## PROBLEM DESCRIPTION
Retype the data that follows line by line, exactly, and leave its pictures out.

(Recorded data)
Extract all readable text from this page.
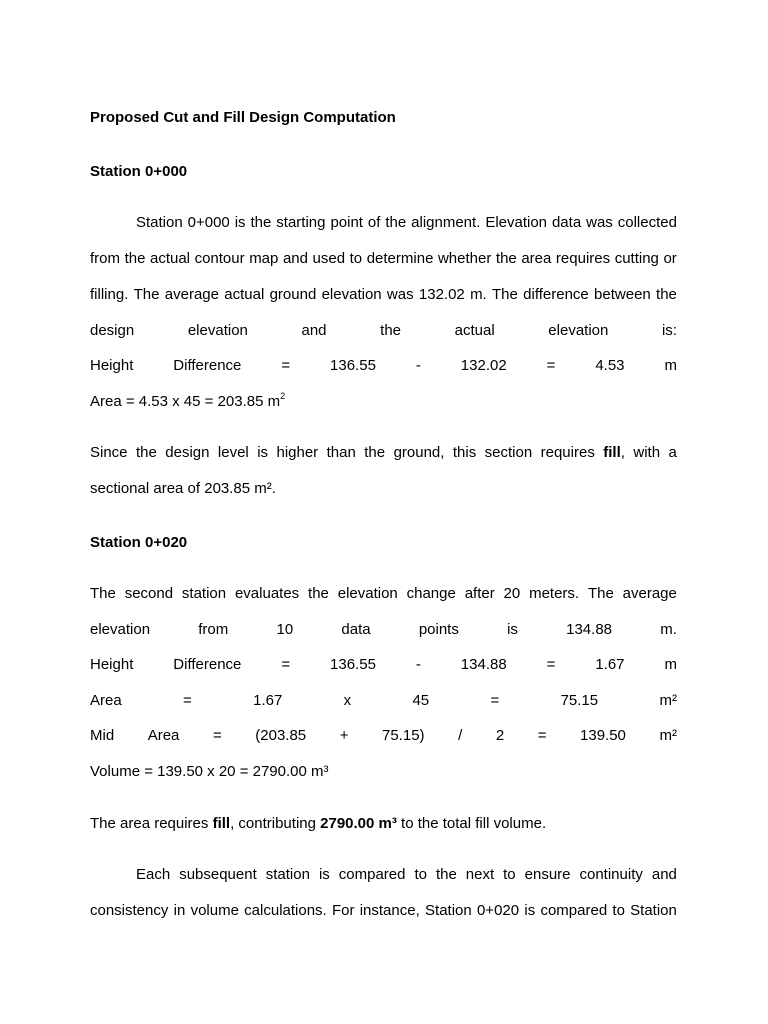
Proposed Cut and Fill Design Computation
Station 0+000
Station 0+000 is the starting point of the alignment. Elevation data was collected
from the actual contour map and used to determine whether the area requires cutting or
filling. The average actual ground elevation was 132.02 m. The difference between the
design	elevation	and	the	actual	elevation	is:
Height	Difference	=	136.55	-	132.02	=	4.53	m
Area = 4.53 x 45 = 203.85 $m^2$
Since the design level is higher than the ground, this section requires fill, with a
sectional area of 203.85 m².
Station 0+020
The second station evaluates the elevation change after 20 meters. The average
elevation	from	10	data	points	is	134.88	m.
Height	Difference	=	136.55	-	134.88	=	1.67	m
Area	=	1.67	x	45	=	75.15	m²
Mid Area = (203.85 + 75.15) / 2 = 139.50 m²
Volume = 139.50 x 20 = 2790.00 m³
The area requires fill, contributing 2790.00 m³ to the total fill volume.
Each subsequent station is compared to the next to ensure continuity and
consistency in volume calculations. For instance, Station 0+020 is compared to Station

## EXPECTED ANSWER
Extract all readable text from this page.
Proposed Cut and Fill Design Computation
Station 0+000
Station 0+000 is the starting point of the alignment. Elevation data was collected
from the actual contour map and used to determine whether the area requires cutting or
filling. The average actual ground elevation was 132.02 m. The difference between the
design	elevation	and	the	actual	elevation	is:
Height	Difference	=	136.55	-	132.02	=	4.53	m
Area = 4.53 x 45 = 203.85 $m^2$
Since the design level is higher than the ground, this section requires fill, with a
sectional area of 203.85 m².
Station 0+020
The second station evaluates the elevation change after 20 meters. The average
elevation	from	10	data	points	is	134.88	m.
Height	Difference	=	136.55	-	134.88	=	1.67	m
Area	=	1.67	x	45	=	75.15	m²
Mid Area = (203.85 + 75.15) / 2 = 139.50 m²
Volume = 139.50 x 20 = 2790.00 m³
The area requires fill, contributing 2790.00 m³ to the total fill volume.
Each subsequent station is compared to the next to ensure continuity and
consistency in volume calculations. For instance, Station 0+020 is compared to Station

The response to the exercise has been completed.